>> Start
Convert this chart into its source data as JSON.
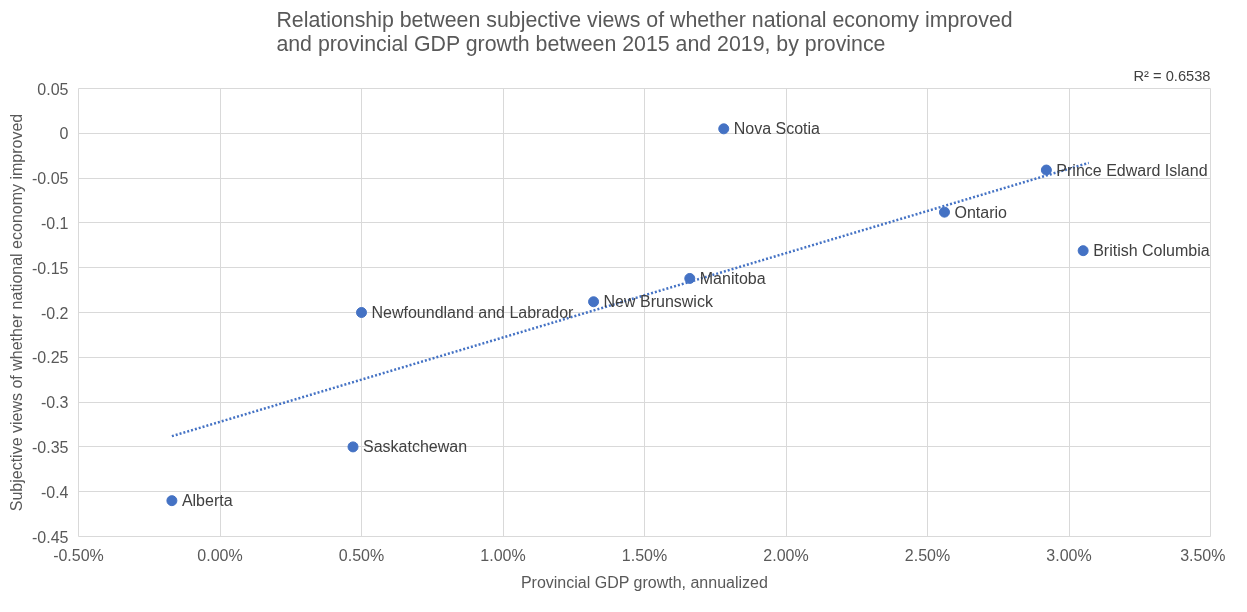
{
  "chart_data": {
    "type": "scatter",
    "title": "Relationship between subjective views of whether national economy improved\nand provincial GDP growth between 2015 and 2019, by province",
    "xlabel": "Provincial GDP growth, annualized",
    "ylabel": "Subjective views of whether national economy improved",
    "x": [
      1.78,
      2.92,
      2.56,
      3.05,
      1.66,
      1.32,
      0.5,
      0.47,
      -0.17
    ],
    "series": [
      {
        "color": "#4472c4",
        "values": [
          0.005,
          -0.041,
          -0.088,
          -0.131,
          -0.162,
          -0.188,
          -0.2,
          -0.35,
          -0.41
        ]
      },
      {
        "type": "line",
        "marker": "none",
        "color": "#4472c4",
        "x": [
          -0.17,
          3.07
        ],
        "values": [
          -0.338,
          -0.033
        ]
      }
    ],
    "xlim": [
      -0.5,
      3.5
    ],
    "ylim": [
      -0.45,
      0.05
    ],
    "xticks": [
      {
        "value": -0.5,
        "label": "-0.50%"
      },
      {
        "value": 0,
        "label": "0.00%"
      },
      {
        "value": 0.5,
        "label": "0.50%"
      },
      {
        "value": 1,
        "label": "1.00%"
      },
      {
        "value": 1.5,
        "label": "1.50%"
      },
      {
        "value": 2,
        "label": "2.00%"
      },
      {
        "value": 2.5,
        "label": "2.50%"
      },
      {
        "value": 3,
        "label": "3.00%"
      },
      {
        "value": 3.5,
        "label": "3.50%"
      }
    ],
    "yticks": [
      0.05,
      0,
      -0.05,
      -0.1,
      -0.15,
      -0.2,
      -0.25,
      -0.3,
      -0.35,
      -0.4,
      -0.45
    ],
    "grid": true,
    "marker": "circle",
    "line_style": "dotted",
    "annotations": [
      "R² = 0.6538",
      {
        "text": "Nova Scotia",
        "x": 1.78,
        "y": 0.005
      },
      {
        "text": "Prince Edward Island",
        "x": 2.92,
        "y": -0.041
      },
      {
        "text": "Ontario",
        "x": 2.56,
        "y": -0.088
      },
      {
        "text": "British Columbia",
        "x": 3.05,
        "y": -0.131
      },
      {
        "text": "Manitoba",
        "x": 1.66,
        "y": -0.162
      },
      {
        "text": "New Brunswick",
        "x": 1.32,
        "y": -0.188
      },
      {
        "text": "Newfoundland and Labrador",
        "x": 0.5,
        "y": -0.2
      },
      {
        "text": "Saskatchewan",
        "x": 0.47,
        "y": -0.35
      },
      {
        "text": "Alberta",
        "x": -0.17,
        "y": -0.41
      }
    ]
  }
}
>> End
>> Start
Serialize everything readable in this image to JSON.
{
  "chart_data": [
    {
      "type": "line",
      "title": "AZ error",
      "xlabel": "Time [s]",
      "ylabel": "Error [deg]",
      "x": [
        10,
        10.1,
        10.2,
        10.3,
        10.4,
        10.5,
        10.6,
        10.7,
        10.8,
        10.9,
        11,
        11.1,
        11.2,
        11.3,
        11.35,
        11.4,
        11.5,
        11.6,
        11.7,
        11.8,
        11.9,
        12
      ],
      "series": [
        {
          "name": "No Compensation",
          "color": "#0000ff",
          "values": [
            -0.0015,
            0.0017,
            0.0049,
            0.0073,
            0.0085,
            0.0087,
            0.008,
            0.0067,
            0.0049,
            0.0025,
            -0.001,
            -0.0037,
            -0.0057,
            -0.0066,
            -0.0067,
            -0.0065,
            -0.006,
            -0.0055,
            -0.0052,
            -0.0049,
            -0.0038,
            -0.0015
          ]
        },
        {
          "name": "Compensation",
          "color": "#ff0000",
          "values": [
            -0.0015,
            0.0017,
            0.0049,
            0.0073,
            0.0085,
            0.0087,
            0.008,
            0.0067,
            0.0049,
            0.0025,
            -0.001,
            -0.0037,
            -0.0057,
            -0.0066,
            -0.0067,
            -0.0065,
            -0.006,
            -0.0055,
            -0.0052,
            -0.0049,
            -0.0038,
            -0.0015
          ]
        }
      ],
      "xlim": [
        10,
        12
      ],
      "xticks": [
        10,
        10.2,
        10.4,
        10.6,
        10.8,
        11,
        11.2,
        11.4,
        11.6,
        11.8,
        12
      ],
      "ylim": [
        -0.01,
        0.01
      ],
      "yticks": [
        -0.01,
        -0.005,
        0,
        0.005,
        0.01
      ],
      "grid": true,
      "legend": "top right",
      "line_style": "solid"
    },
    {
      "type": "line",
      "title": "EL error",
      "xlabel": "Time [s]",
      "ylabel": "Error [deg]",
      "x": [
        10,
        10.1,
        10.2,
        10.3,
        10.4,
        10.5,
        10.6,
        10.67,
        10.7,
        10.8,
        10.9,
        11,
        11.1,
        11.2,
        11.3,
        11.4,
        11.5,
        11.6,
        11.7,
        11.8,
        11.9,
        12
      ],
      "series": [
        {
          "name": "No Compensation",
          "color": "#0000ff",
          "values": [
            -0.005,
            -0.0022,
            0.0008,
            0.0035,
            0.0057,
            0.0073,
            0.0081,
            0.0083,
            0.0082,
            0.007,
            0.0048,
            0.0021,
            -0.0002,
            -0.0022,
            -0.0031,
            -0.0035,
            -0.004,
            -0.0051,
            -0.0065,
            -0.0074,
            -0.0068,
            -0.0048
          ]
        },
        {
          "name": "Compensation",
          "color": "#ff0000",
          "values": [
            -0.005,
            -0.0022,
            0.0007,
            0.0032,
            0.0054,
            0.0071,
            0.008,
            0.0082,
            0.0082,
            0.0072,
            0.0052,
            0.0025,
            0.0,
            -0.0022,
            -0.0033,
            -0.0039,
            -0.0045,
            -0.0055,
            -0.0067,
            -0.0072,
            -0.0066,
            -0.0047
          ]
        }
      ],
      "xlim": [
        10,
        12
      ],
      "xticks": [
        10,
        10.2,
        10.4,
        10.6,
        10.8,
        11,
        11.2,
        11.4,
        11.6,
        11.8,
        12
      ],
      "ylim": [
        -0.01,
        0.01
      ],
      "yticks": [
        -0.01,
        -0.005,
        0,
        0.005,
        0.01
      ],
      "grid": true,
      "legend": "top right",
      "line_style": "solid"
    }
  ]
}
>> End
## [EXERCISE BRIEF]
Return from the data every line that holds "this".

## [CORRECT ANSWER]
Convert this chart into its source data as JSON.
Serialize everything readable in this image to JSON.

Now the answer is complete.